◆ **Instruction**
Look through the material below, count the lines containing the word "tutto", and state only the count.

◆ **Material for this task**
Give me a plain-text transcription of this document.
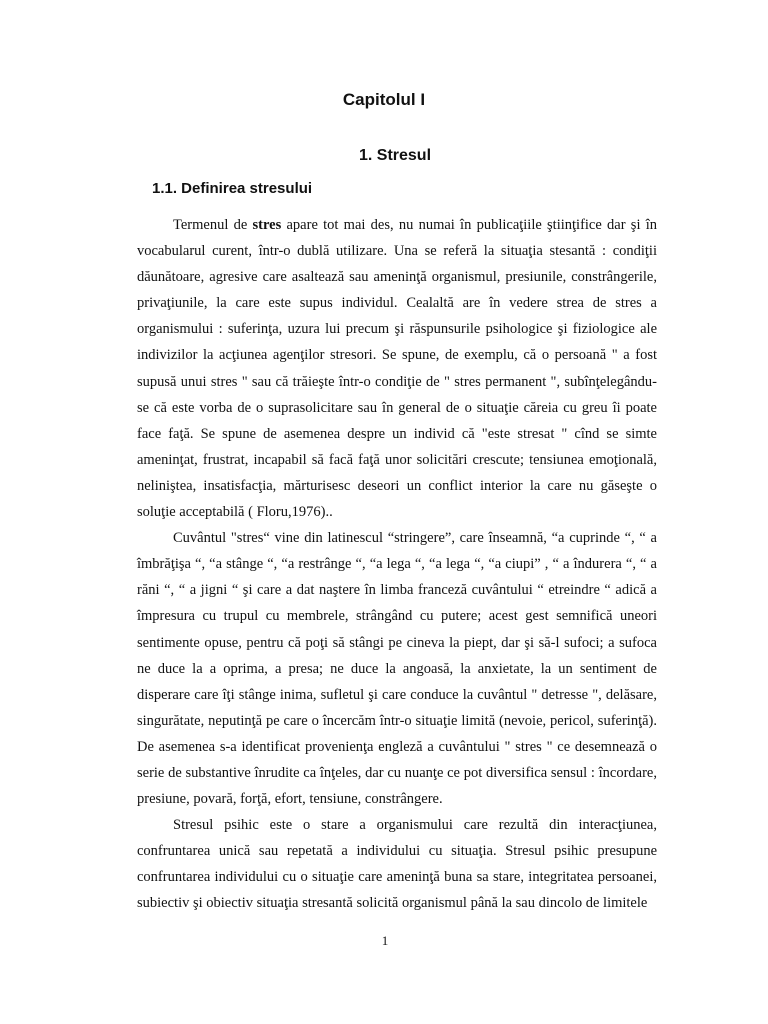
Capitolul I
1. Stresul
1.1. Definirea stresului

Termenul de stres apare tot mai des, nu numai în publicaţiile ştiinţifice dar şi în vocabularul curent, într-o dublă utilizare. Una se referă la situaţia stesantă : condiţii dăunătoare, agresive care asaltează sau ameninţă organismul, presiunile, constrângerile, privaţiunile, la care este supus individul. Cealaltă are în vedere strea de stres a organismului : suferinţa, uzura lui precum şi răspunsurile psihologice şi fiziologice ale indivizilor la acţiunea agenţilor stresori. Se spune, de exemplu, că o persoană " a fost supusă unui stres " sau că trăieşte într-o condiţie de " stres permanent ", subînţelegându-se că este vorba de o suprasolicitare sau în general de o situaţie căreia cu greu îi poate face faţă. Se spune de asemenea despre un individ că "este stresat " cînd se simte ameninţat, frustrat, incapabil să facă faţă unor solicitări crescute; tensiunea emoţională, nelinişte​a, insatisfacţia, mărturisesc deseori un conflict interior la care nu găseşte o soluţie acceptabilă ( Floru,1976)..

Cuvântul "stres“ vine din latinescul “stringere”, care înseamnă, “a cuprinde “, “ a îmbrăţişa “, “a stânge “, “a restrânge “, “a lega “, “a lega “, “a ciupi” , “ a îndurera “, “ a răni “, “ a jigni “ şi care a dat naştere în limba franceză cuvântului “ etreindre “ adică a împresura cu trupul cu membrele, strângând cu putere; acest gest semnifică uneori sentimente opuse, pentru că poţi să stângi pe cineva la piept, dar şi să-l sufoci; a sufoca ne duce la a oprima, a presa; ne duce la angoasă, la anxietate, la un sentiment de disperare care îţi stânge inima, sufletul şi care conduce la cuvântul " detresse ", delăsare, singurătate, neputinţă pe care o încercăm într-o situaţie limită (nevoie, pericol, suferinţă). De asemenea s-a identificat provenienţa engleză a cuvântului " stres " ce desemnează o serie de substantive înrudite ca înţeles, dar cu nuanţe ce pot diversifica sensul : încordare, presiune, povară, forţă, efort, tensiune, constrângere.

Stresul psihic este o stare a organismului care rezultă din interacţiunea, confruntarea unică sau repetată a individului cu situaţia. Stresul psihic presupune confruntarea individului cu o situaţie care ameninţă buna sa stare, integritatea persoanei, subiectiv şi obiectiv situaţia stresantă solicită organismul până la sau dincolo de limitele

1
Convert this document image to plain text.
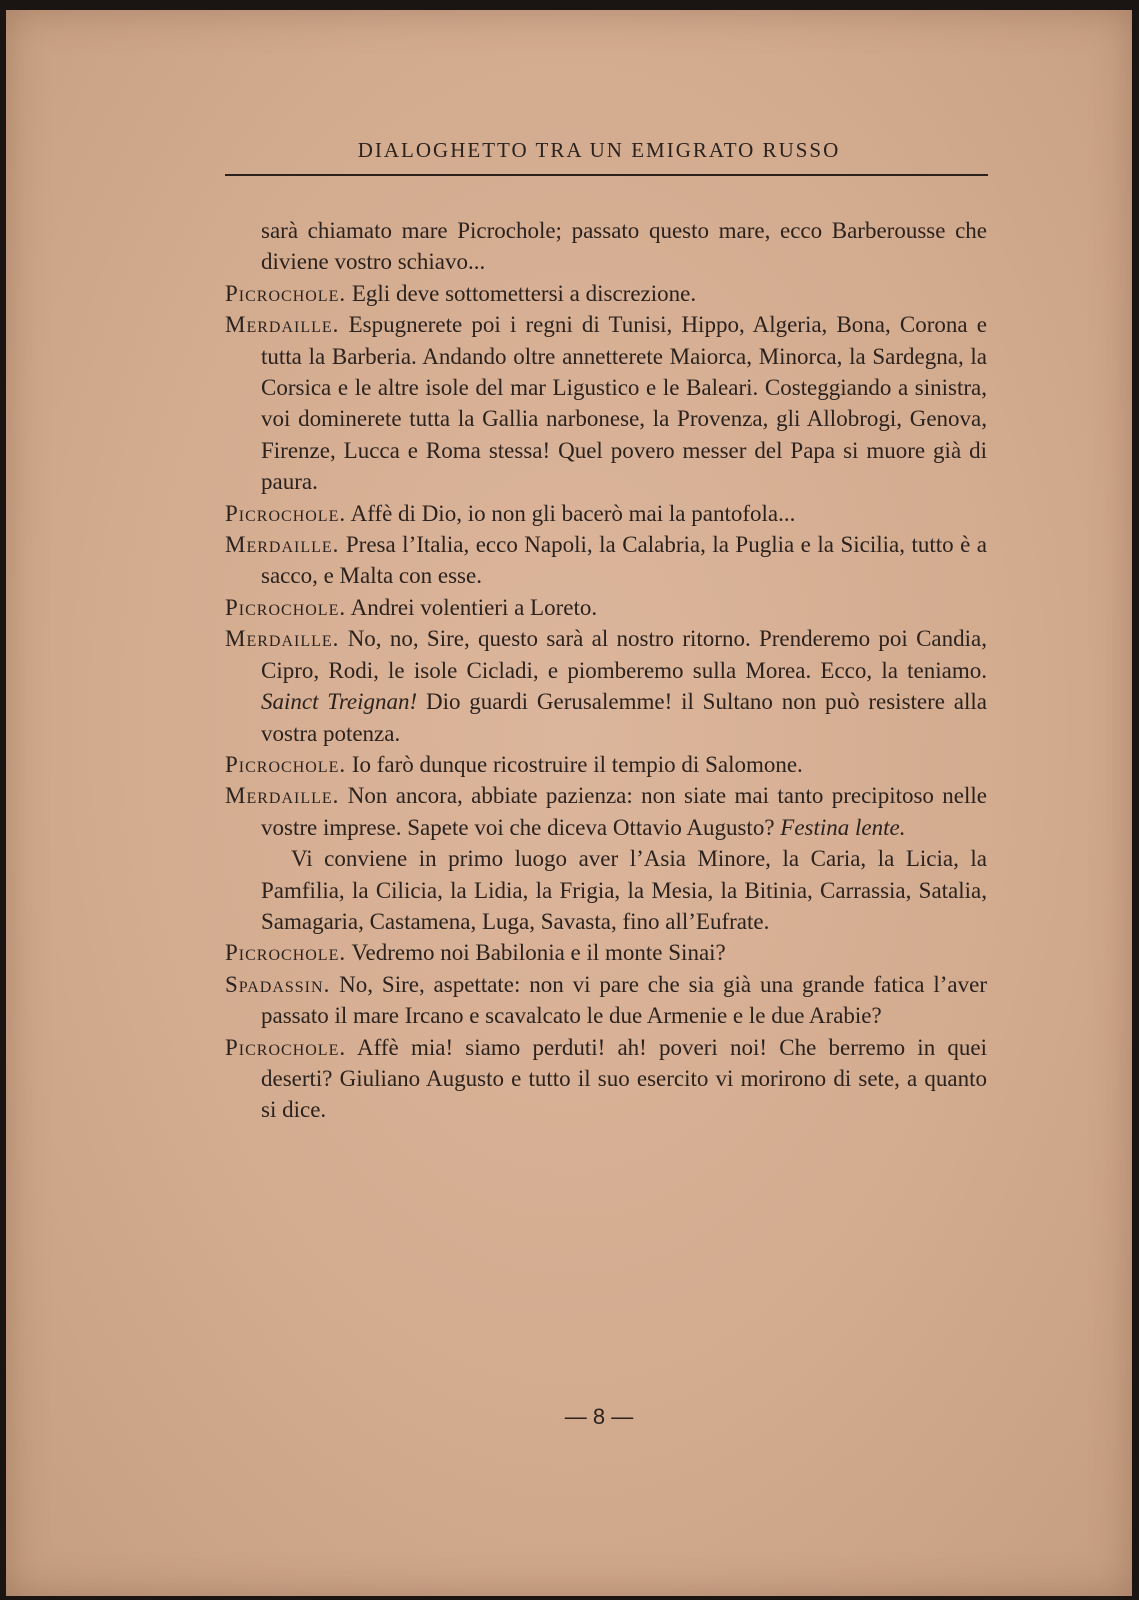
DIALOGHETTO TRA UN EMIGRATO RUSSO

sarà chiamato mare Picrochole; passato questo mare, ecco Barberousse che diviene vostro schiavo...

Picrochole. Egli deve sottomettersi a discrezione.

Merdaille. Espugnerete poi i regni di Tunisi, Hippo, Algeria, Bona, Corona e tutta la Barberia. Andando oltre annetterete Maiorca, Minorca, la Sardegna, la Corsica e le altre isole del mar Ligustico e le Baleari. Costeggiando a sinistra, voi dominerete tutta la Gallia narbonese, la Provenza, gli Allobrogi, Genova, Firenze, Lucca e Roma stessa! Quel povero messer del Papa si muore già di paura.

Picrochole. Affè di Dio, io non gli bacerò mai la pantofola...

Merdaille. Presa l’Italia, ecco Napoli, la Calabria, la Puglia e la Sicilia, tutto è a sacco, e Malta con esse.

Picrochole. Andrei volentieri a Loreto.

Merdaille. No, no, Sire, questo sarà al nostro ritorno. Prenderemo poi Candia, Cipro, Rodi, le isole Cicladi, e piomberemo sulla Morea. Ecco, la teniamo. Sainct Treignan! Dio guardi Gerusalemme! il Sultano non può resistere alla vostra potenza.

Picrochole. Io farò dunque ricostruire il tempio di Salomone.

Merdaille. Non ancora, abbiate pazienza: non siate mai tanto precipitoso nelle vostre imprese. Sapete voi che diceva Ottavio Augusto? Festina lente.

Vi conviene in primo luogo aver l’Asia Minore, la Caria, la Licia, la Pamfilia, la Cilicia, la Lidia, la Frigia, la Mesia, la Bitinia, Carrassia, Satalia, Samagaria, Castamena, Luga, Savasta, fino all’Eufrate.

Picrochole. Vedremo noi Babilonia e il monte Sinai?

Spadassin. No, Sire, aspettate: non vi pare che sia già una grande fatica l’aver passato il mare Ircano e scavalcato le due Armenie e le due Arabie?

Picrochole. Affè mia! siamo perduti! ah! poveri noi! Che berremo in quei deserti? Giuliano Augusto e tutto il suo esercito vi morirono di sete, a quanto si dice.

— 8 —
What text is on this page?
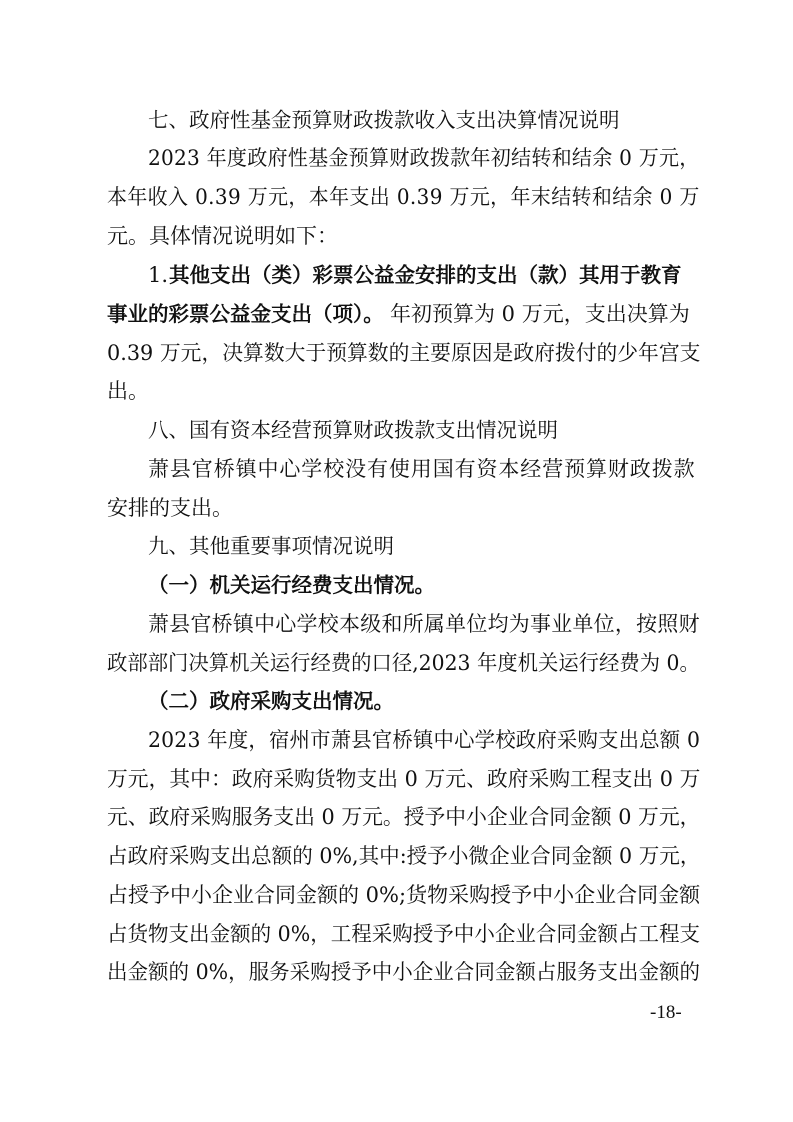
七、政府性基金预算财政拨款收入支出决算情况说明
2023 年度政府性基金预算财政拨款年初结转和结余 0 万元，
本年收入 0.39 万元，本年支出 0.39 万元，年末结转和结余 0 万
元。具体情况说明如下：
1. 其他支出（类）彩票公益金安排的支出（款）其用于教育
事业的彩票公益金支出（项）。 年初预算为 0 万元，支出决算为
0.39 万元，决算数大于预算数的主要原因是政府拨付的少年宫支
出。
八、国有资本经营预算财政拨款支出情况说明
萧县官桥镇中心学校没有使用国有资本经营预算财政拨款
安排的支出。
九、其他重要事项情况说明
（一）机关运行经费支出情况。
萧县官桥镇中心学校本级和所属单位均为事业单位，按照财
政部部门决算机关运行经费的口径,2023 年度机关运行经费为 0。
（二）政府采购支出情况。
2023 年度，宿州市萧县官桥镇中心学校政府采购支出总额 0
万元，其中：政府采购货物支出 0 万元、政府采购工程支出 0 万
元、政府采购服务支出 0 万元。授予中小企业合同金额 0 万元，
占政府采购支出总额的 0%,其中:授予小微企业合同金额 0 万元，
占授予中小企业合同金额的 0%;货物采购授予中小企业合同金额
占货物支出金额的 0%，工程采购授予中小企业合同金额占工程支
出金额的 0%，服务采购授予中小企业合同金额占服务支出金额的
-18-
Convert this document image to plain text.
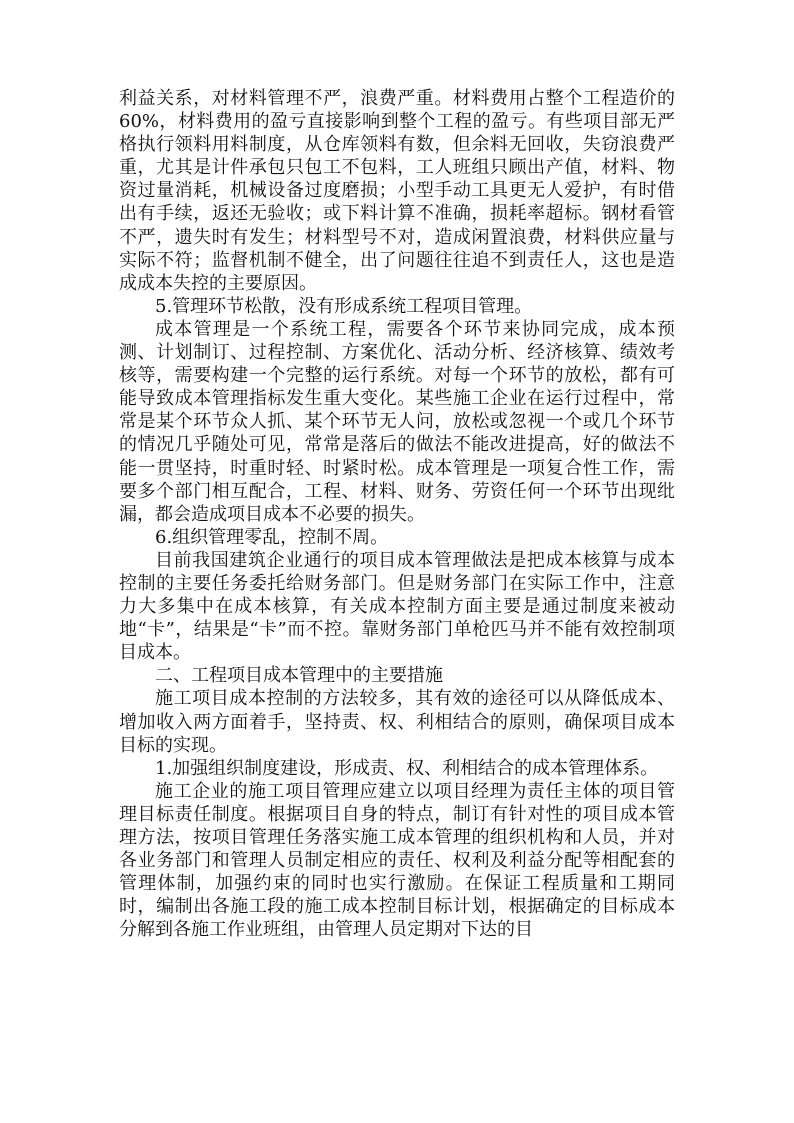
利益关系，对材料管理不严，浪费严重。材料费用占整个工程造价的60%，材料费用的盈亏直接影响到整个工程的盈亏。有些项目部无严格执行领料用料制度，从仓库领料有数，但余料无回收，失窃浪费严重，尤其是计件承包只包工不包料，工人班组只顾出产值，材料、物资过量消耗，机械设备过度磨损；小型手动工具更无人爱护，有时借出有手续，返还无验收；或下料计算不准确，损耗率超标。钢材看管不严，遗失时有发生；材料型号不对，造成闲置浪费，材料供应量与实际不符；监督机制不健全，出了问题往往追不到责任人，这也是造成成本失控的主要原因。

5.管理环节松散，没有形成系统工程项目管理。

成本管理是一个系统工程，需要各个环节来协同完成，成本预测、计划制订、过程控制、方案优化、活动分析、经济核算、绩效考核等，需要构建一个完整的运行系统。对每一个环节的放松，都有可能导致成本管理指标发生重大变化。某些施工企业在运行过程中，常常是某个环节众人抓、某个环节无人问，放松或忽视一个或几个环节的情况几乎随处可见，常常是落后的做法不能改进提高，好的做法不能一贯坚持，时重时轻、时紧时松。成本管理是一项复合性工作，需要多个部门相互配合，工程、材料、财务、劳资任何一个环节出现纰漏，都会造成项目成本不必要的损失。

6.组织管理零乱，控制不周。

目前我国建筑企业通行的项目成本管理做法是把成本核算与成本控制的主要任务委托给财务部门。但是财务部门在实际工作中，注意力大多集中在成本核算，有关成本控制方面主要是通过制度来被动地“卡”，结果是“卡”而不控。靠财务部门单枪匹马并不能有效控制项目成本。

二、工程项目成本管理中的主要措施

施工项目成本控制的方法较多，其有效的途径可以从降低成本、增加收入两方面着手，坚持责、权、利相结合的原则，确保项目成本目标的实现。

1.加强组织制度建设，形成责、权、利相结合的成本管理体系。

施工企业的施工项目管理应建立以项目经理为责任主体的项目管理目标责任制度。根据项目自身的特点，制订有针对性的项目成本管理方法，按项目管理任务落实施工成本管理的组织机构和人员，并对各业务部门和管理人员制定相应的责任、权利及利益分配等相配套的管理体制，加强约束的同时也实行激励。在保证工程质量和工期同时，编制出各施工段的施工成本控制目标计划，根据确定的目标成本分解到各施工作业班组，由管理人员定期对下达的目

◆ **Correct result**
2